What is needed
Restate, word for word, all of the material shown below.
□ □ □ □ □ □ □
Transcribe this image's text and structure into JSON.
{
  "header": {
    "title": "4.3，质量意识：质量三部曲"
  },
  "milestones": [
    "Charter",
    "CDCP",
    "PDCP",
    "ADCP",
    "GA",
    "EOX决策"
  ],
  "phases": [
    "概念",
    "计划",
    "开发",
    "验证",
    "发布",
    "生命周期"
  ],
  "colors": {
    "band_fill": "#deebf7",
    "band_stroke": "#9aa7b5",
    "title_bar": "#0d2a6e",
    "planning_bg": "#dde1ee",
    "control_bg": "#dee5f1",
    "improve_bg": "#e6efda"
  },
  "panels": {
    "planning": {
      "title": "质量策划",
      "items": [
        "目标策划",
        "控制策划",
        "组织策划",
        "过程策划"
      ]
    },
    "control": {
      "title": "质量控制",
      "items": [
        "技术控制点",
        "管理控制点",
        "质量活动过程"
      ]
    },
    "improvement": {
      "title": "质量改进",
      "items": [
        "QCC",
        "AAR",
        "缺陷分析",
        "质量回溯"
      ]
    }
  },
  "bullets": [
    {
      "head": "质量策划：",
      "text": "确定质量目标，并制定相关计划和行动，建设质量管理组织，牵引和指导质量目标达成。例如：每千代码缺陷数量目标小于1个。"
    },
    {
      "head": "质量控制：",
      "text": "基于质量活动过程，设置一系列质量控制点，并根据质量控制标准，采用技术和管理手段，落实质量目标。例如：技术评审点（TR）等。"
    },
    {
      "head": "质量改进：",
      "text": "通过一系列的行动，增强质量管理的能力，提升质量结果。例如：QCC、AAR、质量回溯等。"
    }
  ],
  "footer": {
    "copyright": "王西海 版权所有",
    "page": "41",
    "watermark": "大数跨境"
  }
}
□ □ □ □ □ □ □
Output for this exercise
Transcribe this image's text and structure into JSON.
{
  "header": {
    "title": "4.3，质量意识：质量三部曲"
  },
  "milestones": [
    "Charter",
    "CDCP",
    "PDCP",
    "ADCP",
    "GA",
    "EOX决策"
  ],
  "phases": [
    "概念",
    "计划",
    "开发",
    "验证",
    "发布",
    "生命周期"
  ],
  "colors": {
    "band_fill": "#deebf7",
    "band_stroke": "#9aa7b5",
    "title_bar": "#0d2a6e",
    "planning_bg": "#dde1ee",
    "control_bg": "#dee5f1",
    "improve_bg": "#e6efda"
  },
  "panels": {
    "planning": {
      "title": "质量策划",
      "items": [
        "目标策划",
        "控制策划",
        "组织策划",
        "过程策划"
      ]
    },
    "control": {
      "title": "质量控制",
      "items": [
        "技术控制点",
        "管理控制点",
        "质量活动过程"
      ]
    },
    "improvement": {
      "title": "质量改进",
      "items": [
        "QCC",
        "AAR",
        "缺陷分析",
        "质量回溯"
      ]
    }
  },
  "bullets": [
    {
      "head": "质量策划：",
      "text": "确定质量目标，并制定相关计划和行动，建设质量管理组织，牵引和指导质量目标达成。例如：每千代码缺陷数量目标小于1个。"
    },
    {
      "head": "质量控制：",
      "text": "基于质量活动过程，设置一系列质量控制点，并根据质量控制标准，采用技术和管理手段，落实质量目标。例如：技术评审点（TR）等。"
    },
    {
      "head": "质量改进：",
      "text": "通过一系列的行动，增强质量管理的能力，提升质量结果。例如：QCC、AAR、质量回溯等。"
    }
  ],
  "footer": {
    "copyright": "王西海 版权所有",
    "page": "41",
    "watermark": "大数跨境"
  }
}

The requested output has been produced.